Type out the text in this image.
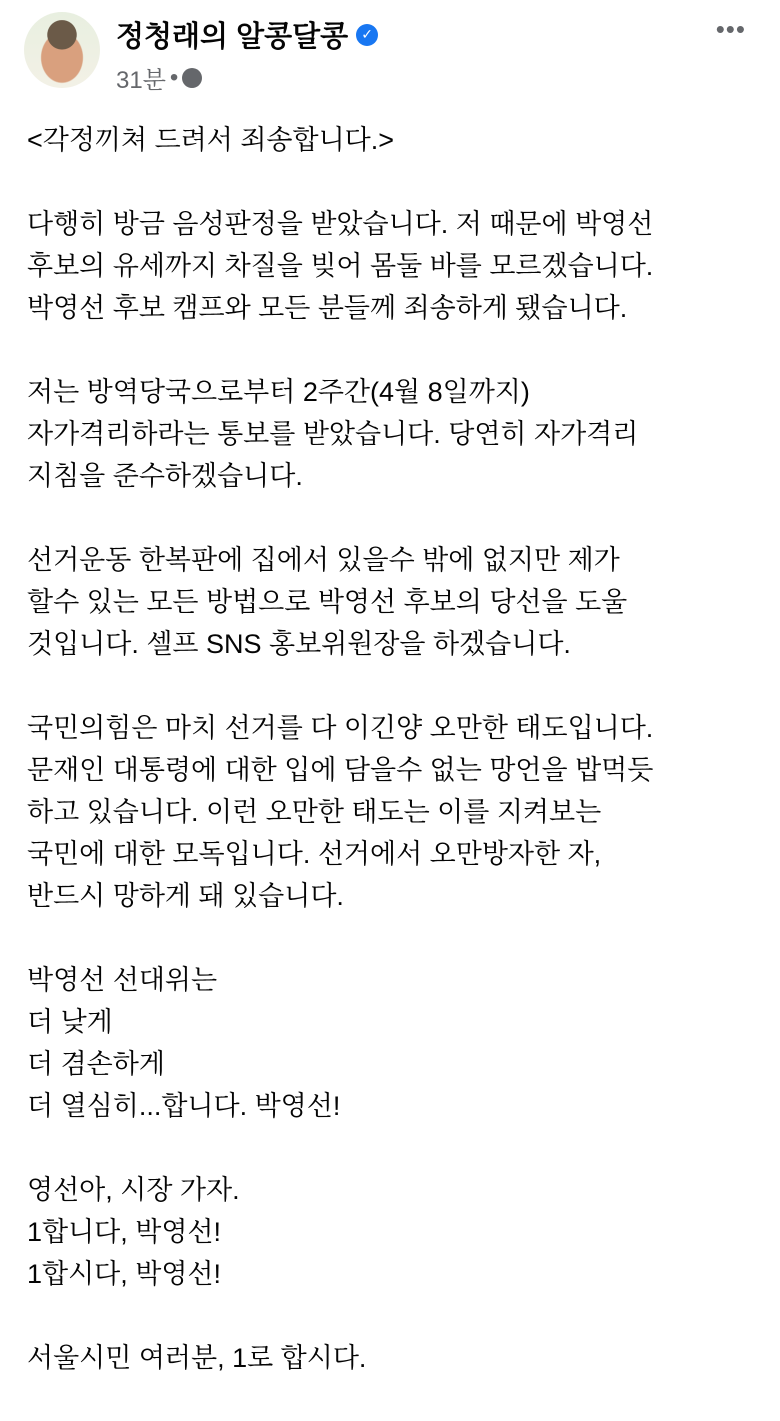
정청래의 알콩달콩 ✓
31분 •
•••

<각정끼쳐 드려서 죄송합니다.>

다행히 방금 음성판정을 받았습니다. 저 때문에 박영선
후보의 유세까지 차질을 빚어 몸둘 바를 모르겠습니다.
박영선 후보 캠프와 모든 분들께 죄송하게 됐습니다.

저는 방역당국으로부터 2주간(4월 8일까지)
자가격리하라는 통보를 받았습니다. 당연히 자가격리
지침을 준수하겠습니다.

선거운동 한복판에 집에서 있을수 밖에 없지만 제가
할수 있는 모든 방법으로 박영선 후보의 당선을 도울
것입니다. 셀프 SNS 홍보위원장을 하겠습니다.

국민의힘은 마치 선거를 다 이긴양 오만한 태도입니다.
문재인 대통령에 대한 입에 담을수 없는 망언을 밥먹듯
하고 있습니다. 이런 오만한 태도는 이를 지켜보는
국민에 대한 모독입니다. 선거에서 오만방자한 자,
반드시 망하게 돼 있습니다.

박영선 선대위는
더 낮게
더 겸손하게
더 열심히...합니다. 박영선!

영선아, 시장 가자.
1합니다, 박영선!
1합시다, 박영선!

서울시민 여러분, 1로 합시다.
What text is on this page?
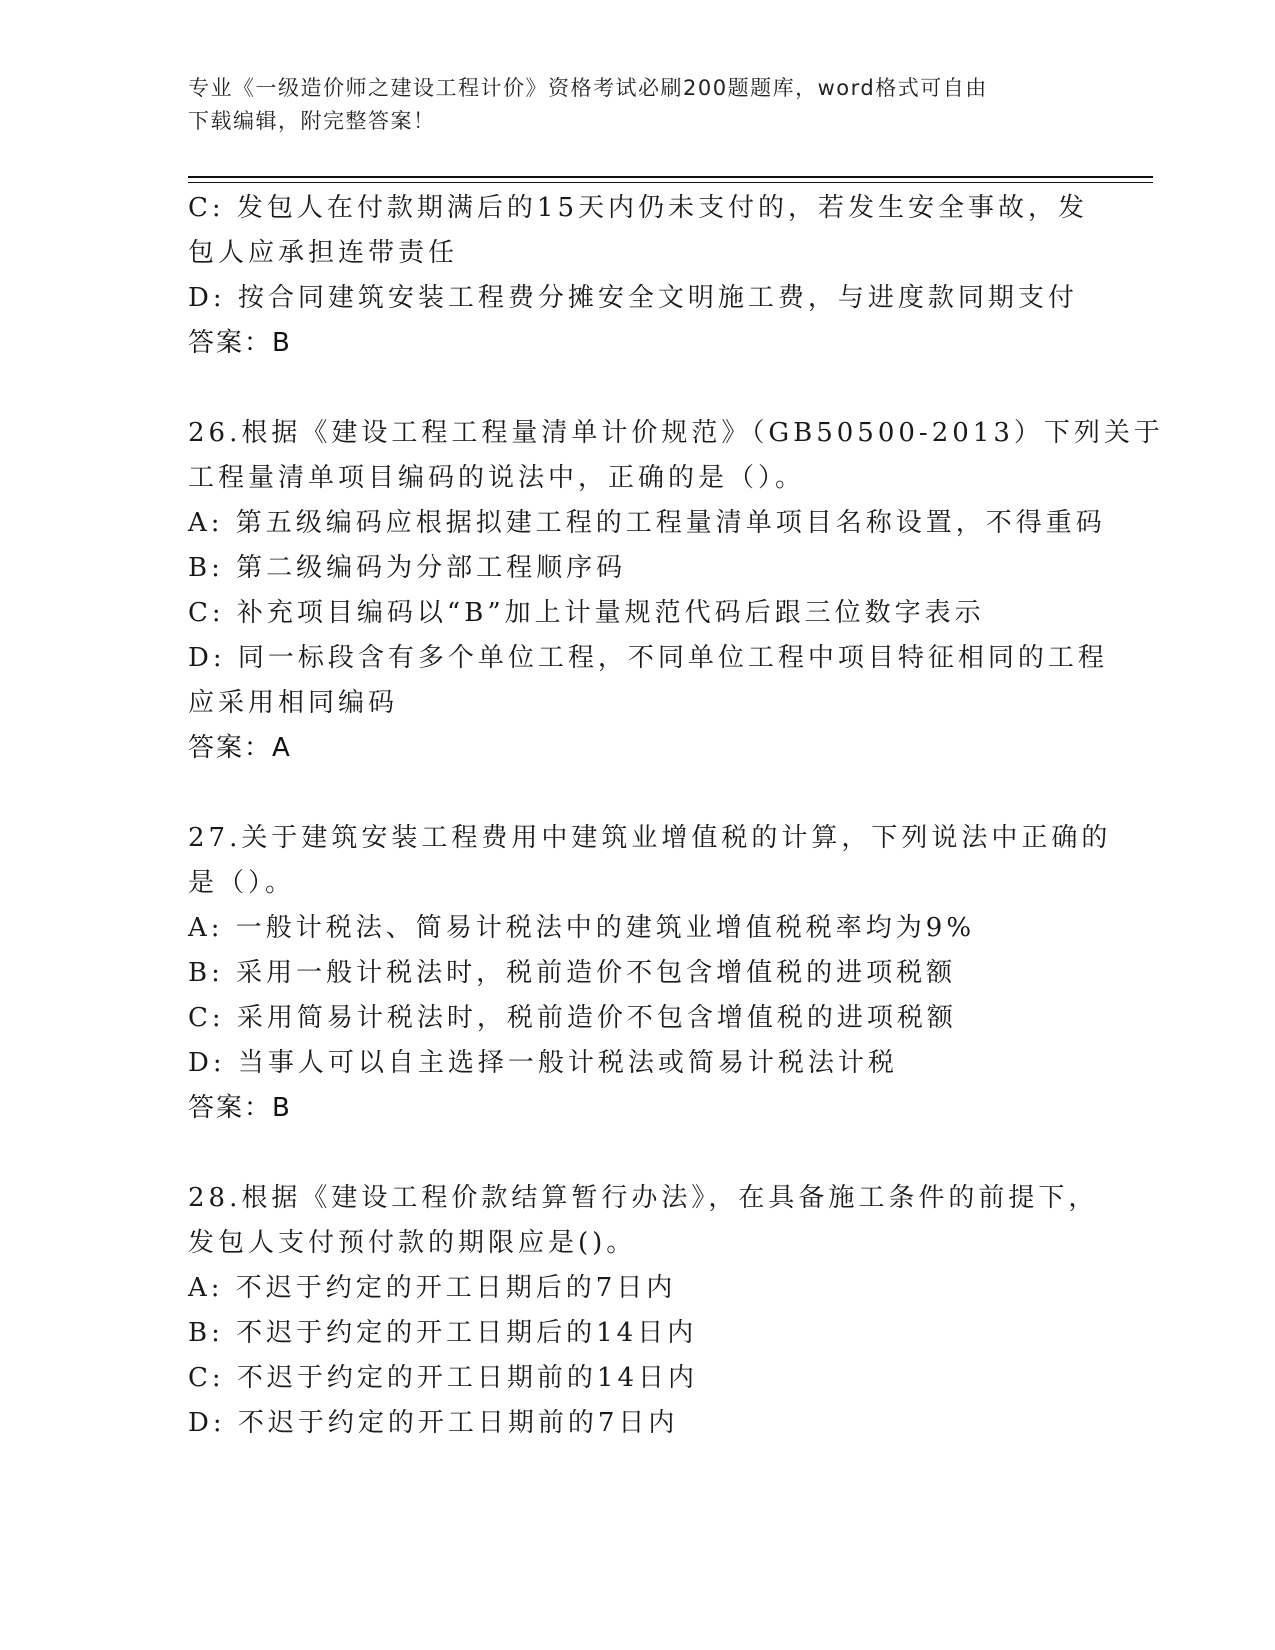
专业《一级造价师之建设工程计价》资格考试必刷200题题库，word格式可自由
下载编辑，附完整答案！
C: 发包人在付款期满后的15天内仍未支付的，若发生安全事故，发
包人应承担连带责任
D: 按合同建筑安装工程费分摊安全文明施工费，与进度款同期支付
答案：B
26.根据《建设工程工程量清单计价规范》（GB50500-2013）下列关于
工程量清单项目编码的说法中，正确的是（）。
A: 第五级编码应根据拟建工程的工程量清单项目名称设置，不得重码
B: 第二级编码为分部工程顺序码
C: 补充项目编码以“B”加上计量规范代码后跟三位数字表示
D: 同一标段含有多个单位工程，不同单位工程中项目特征相同的工程
应采用相同编码
答案：A
27.关于建筑安装工程费用中建筑业增值税的计算，下列说法中正确的
是（）。
A: 一般计税法、简易计税法中的建筑业增值税税率均为9%
B: 采用一般计税法时，税前造价不包含增值税的进项税额
C: 采用简易计税法时，税前造价不包含增值税的进项税额
D: 当事人可以自主选择一般计税法或简易计税法计税
答案：B
28.根据《建设工程价款结算暂行办法》，在具备施工条件的前提下，
发包人支付预付款的期限应是()。
A: 不迟于约定的开工日期后的7日内
B: 不迟于约定的开工日期后的14日内
C: 不迟于约定的开工日期前的14日内
D: 不迟于约定的开工日期前的7日内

━━━━━━━━━━━━━━━━━━━━━━━━━━━━━━

* Task prompt *
Find the lines above holding the word "있습니다" and show them.

* Solution to this task *
하고 있습니다. 이런 오만한 태도는 이를 지켜보는
반드시 망하게 돼 있습니다.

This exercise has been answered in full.